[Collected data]

#####

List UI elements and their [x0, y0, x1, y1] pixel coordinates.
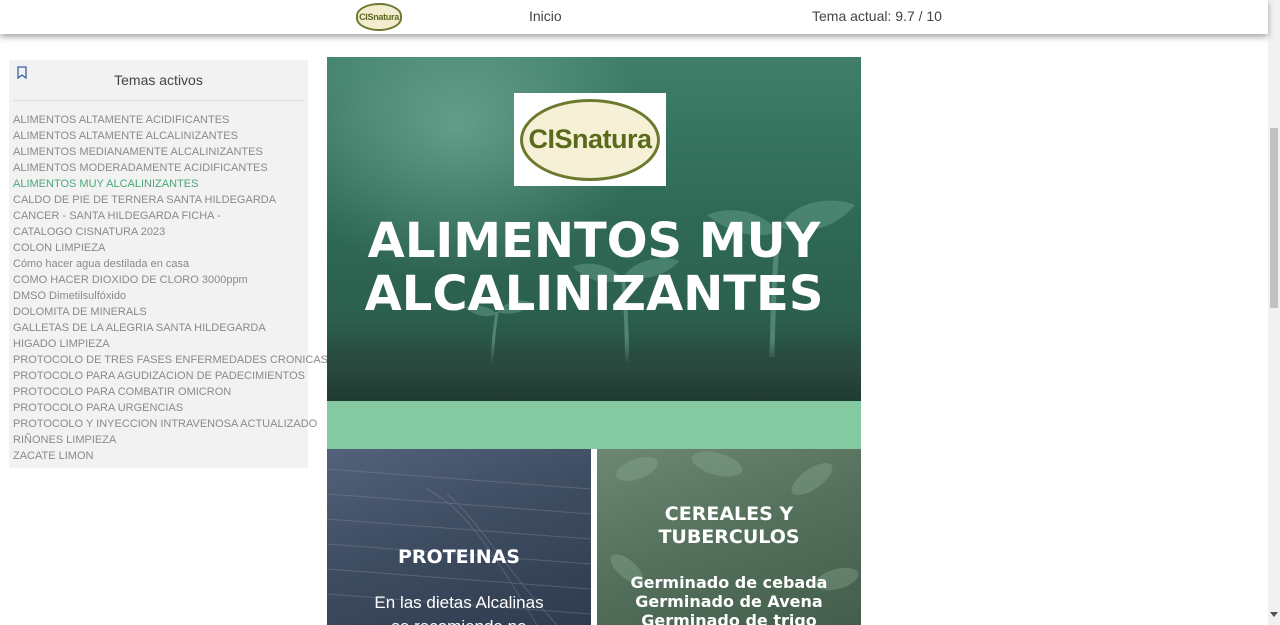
hero-title-line1: ALIMENTOS MUY: [367, 213, 821, 269]
brand-logo[interactable]: CISnatura: [356, 3, 402, 31]
topic-item[interactable]: CALDO DE PIE DE TERNERA SANTA HILDEGARDA: [13, 192, 328, 208]
topic-item[interactable]: CANCER - SANTA HILDEGARDA FICHA -: [13, 208, 328, 224]
proteins-card-text-line2: se recomienda no: [327, 616, 591, 625]
topic-item[interactable]: ZACATE LIMON: [13, 448, 328, 464]
page-scrollbar[interactable]: [1268, 0, 1280, 625]
accent-band: [327, 401, 861, 449]
hero-banner-image: CISnatura ALIMENTOS MUY ALCALINIZANTES: [327, 57, 861, 401]
topic-item[interactable]: ALIMENTOS ALTAMENTE ACIDIFICANTES: [13, 112, 328, 128]
topic-item[interactable]: ALIMENTOS MODERADAMENTE ACIDIFICANTES: [13, 160, 328, 176]
hero-title-line2: ALCALINIZANTES: [364, 266, 824, 322]
top-navbar: CISnatura Inicio Tema actual: 9.7 / 10: [0, 0, 1268, 34]
topic-item[interactable]: PROTOCOLO PARA URGENCIAS: [13, 400, 328, 416]
topic-item[interactable]: DOLOMITA DE MINERALS: [13, 304, 328, 320]
topic-item[interactable]: PROTOCOLO PARA COMBATIR OMICRON: [13, 384, 328, 400]
cereals-card: CEREALES Y TUBERCULOS Germinado de cebad…: [597, 449, 861, 625]
cereals-list-item: Germinado de trigo: [641, 611, 817, 625]
hero-title: ALIMENTOS MUY ALCALINIZANTES: [327, 215, 861, 321]
scrollbar-thumb[interactable]: [1270, 128, 1278, 308]
cereals-card-title-line2: TUBERCULOS: [658, 526, 800, 548]
brand-logo-text: CISnatura: [359, 12, 399, 22]
scroll-down-arrow-icon[interactable]: [1270, 612, 1278, 617]
topic-item[interactable]: PROTOCOLO Y INYECCION INTRAVENOSA ACTUAL…: [13, 416, 328, 432]
topic-item[interactable]: ALIMENTOS MEDIANAMENTE ALCALINIZANTES: [13, 144, 328, 160]
active-topics-sidebar: Temas activos ALIMENTOS ALTAMENTE ACIDIF…: [9, 60, 328, 468]
topic-item[interactable]: HIGADO LIMPIEZA: [13, 336, 328, 352]
hero-logo-text: CISnatura: [528, 124, 652, 154]
sidebar-title: Temas activos: [114, 72, 203, 88]
proteins-card-text-line1: En las dietas Alcalinas: [374, 593, 544, 612]
cereals-list-item: Germinado de cebada: [630, 573, 828, 592]
topic-list: ALIMENTOS ALTAMENTE ACIDIFICANTES ALIMENT…: [13, 112, 328, 464]
proteins-card-title: PROTEINAS: [397, 546, 520, 568]
hero-logo-box: CISnatura: [514, 93, 666, 186]
topic-item[interactable]: ALIMENTOS ALTAMENTE ALCALINIZANTES: [13, 128, 328, 144]
nav-link-home[interactable]: Inicio: [529, 8, 562, 24]
topic-item[interactable]: PROTOCOLO PARA AGUDIZACION DE PADECIMIEN…: [13, 368, 328, 384]
topic-item[interactable]: GALLETAS DE LA ALEGRIA SANTA HILDEGARDA: [13, 320, 328, 336]
current-topic-status: Tema actual: 9.7 / 10: [812, 8, 942, 24]
topic-item[interactable]: ALIMENTOS MUY ALCALINIZANTES: [13, 176, 328, 192]
topic-item[interactable]: COMO HACER DIOXIDO DE CLORO 3000ppm: [13, 272, 328, 288]
cereals-card-title-line1: CEREALES Y: [664, 503, 794, 525]
sidebar-divider: [13, 100, 304, 101]
topic-item[interactable]: DMSO Dimetilsulfóxido: [13, 288, 328, 304]
hero-soil: [327, 341, 861, 401]
hero-logo-oval: CISnatura: [520, 98, 660, 181]
cereals-card-list: Germinado de cebada Germinado de Avena Ger…: [597, 573, 861, 625]
cereals-list-item: Germinado de Avena: [635, 592, 823, 611]
proteins-card: PROTEINAS En las dietas Alcalinas se rec…: [327, 449, 591, 625]
topic-item[interactable]: RIÑONES LIMPIEZA: [13, 432, 328, 448]
topic-item[interactable]: COLON LIMPIEZA: [13, 240, 328, 256]
topic-item[interactable]: Cómo hacer agua destilada en casa: [13, 256, 328, 272]
topic-item[interactable]: CATALOGO CISNATURA 2023: [13, 224, 328, 240]
topic-item[interactable]: PROTOCOLO DE TRES FASES ENFERMEDADES CRO…: [13, 352, 328, 368]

#####

Copy the records above exactly. The pictures are not part of the copy.

List UI elements and their [x0, y0, x1, y1] pixel coordinates.
hero-title-line1: ALIMENTOS MUY: [367, 213, 821, 269]
brand-logo[interactable]: CISnatura: [356, 3, 402, 31]
topic-item[interactable]: CALDO DE PIE DE TERNERA SANTA HILDEGARDA: [13, 192, 328, 208]
topic-item[interactable]: CANCER - SANTA HILDEGARDA FICHA -: [13, 208, 328, 224]
proteins-card-text-line2: se recomienda no: [327, 616, 591, 625]
topic-item[interactable]: ZACATE LIMON: [13, 448, 328, 464]
page-scrollbar[interactable]: [1268, 0, 1280, 625]
accent-band: [327, 401, 861, 449]
hero-banner-image: CISnatura ALIMENTOS MUY ALCALINIZANTES: [327, 57, 861, 401]
topic-item[interactable]: ALIMENTOS ALTAMENTE ACIDIFICANTES: [13, 112, 328, 128]
topic-item[interactable]: ALIMENTOS MODERADAMENTE ACIDIFICANTES: [13, 160, 328, 176]
hero-title-line2: ALCALINIZANTES: [364, 266, 824, 322]
top-navbar: CISnatura Inicio Tema actual: 9.7 / 10: [0, 0, 1268, 34]
topic-item[interactable]: PROTOCOLO PARA URGENCIAS: [13, 400, 328, 416]
topic-item[interactable]: DOLOMITA DE MINERALS: [13, 304, 328, 320]
topic-item[interactable]: PROTOCOLO PARA COMBATIR OMICRON: [13, 384, 328, 400]
cereals-card: CEREALES Y TUBERCULOS Germinado de cebad…: [597, 449, 861, 625]
cereals-list-item: Germinado de trigo: [641, 611, 817, 625]
hero-title: ALIMENTOS MUY ALCALINIZANTES: [327, 215, 861, 321]
scrollbar-thumb[interactable]: [1270, 128, 1278, 308]
cereals-card-title-line2: TUBERCULOS: [658, 526, 800, 548]
brand-logo-text: CISnatura: [359, 12, 399, 22]
scroll-down-arrow-icon[interactable]: [1270, 612, 1278, 617]
topic-item[interactable]: PROTOCOLO Y INYECCION INTRAVENOSA ACTUAL…: [13, 416, 328, 432]
topic-item[interactable]: ALIMENTOS MEDIANAMENTE ALCALINIZANTES: [13, 144, 328, 160]
active-topics-sidebar: Temas activos ALIMENTOS ALTAMENTE ACIDIF…: [9, 60, 328, 468]
topic-item[interactable]: HIGADO LIMPIEZA: [13, 336, 328, 352]
hero-logo-text: CISnatura: [528, 124, 652, 154]
sidebar-title: Temas activos: [114, 72, 203, 88]
proteins-card-text-line1: En las dietas Alcalinas: [374, 593, 544, 612]
cereals-list-item: Germinado de cebada: [630, 573, 828, 592]
topic-list: ALIMENTOS ALTAMENTE ACIDIFICANTES ALIMENT…: [13, 112, 328, 464]
proteins-card-title: PROTEINAS: [397, 546, 520, 568]
hero-logo-box: CISnatura: [514, 93, 666, 186]
topic-item[interactable]: ALIMENTOS ALTAMENTE ALCALINIZANTES: [13, 128, 328, 144]
nav-link-home[interactable]: Inicio: [529, 8, 562, 24]
topic-item[interactable]: PROTOCOLO PARA AGUDIZACION DE PADECIMIEN…: [13, 368, 328, 384]
topic-item[interactable]: GALLETAS DE LA ALEGRIA SANTA HILDEGARDA: [13, 320, 328, 336]
current-topic-status: Tema actual: 9.7 / 10: [812, 8, 942, 24]
topic-item[interactable]: ALIMENTOS MUY ALCALINIZANTES: [13, 176, 328, 192]
topic-item[interactable]: COMO HACER DIOXIDO DE CLORO 3000ppm: [13, 272, 328, 288]
cereals-card-title-line1: CEREALES Y: [664, 503, 794, 525]
sidebar-divider: [13, 100, 304, 101]
topic-item[interactable]: DMSO Dimetilsulfóxido: [13, 288, 328, 304]
hero-soil: [327, 341, 861, 401]
hero-logo-oval: CISnatura: [520, 98, 660, 181]
cereals-card-list: Germinado de cebada Germinado de Avena Ger…: [597, 573, 861, 625]
cereals-list-item: Germinado de Avena: [635, 592, 823, 611]
proteins-card: PROTEINAS En las dietas Alcalinas se rec…: [327, 449, 591, 625]
topic-item[interactable]: RIÑONES LIMPIEZA: [13, 432, 328, 448]
topic-item[interactable]: COLON LIMPIEZA: [13, 240, 328, 256]
topic-item[interactable]: Cómo hacer agua destilada en casa: [13, 256, 328, 272]
topic-item[interactable]: CATALOGO CISNATURA 2023: [13, 224, 328, 240]
topic-item[interactable]: PROTOCOLO DE TRES FASES ENFERMEDADES CRO…: [13, 352, 328, 368]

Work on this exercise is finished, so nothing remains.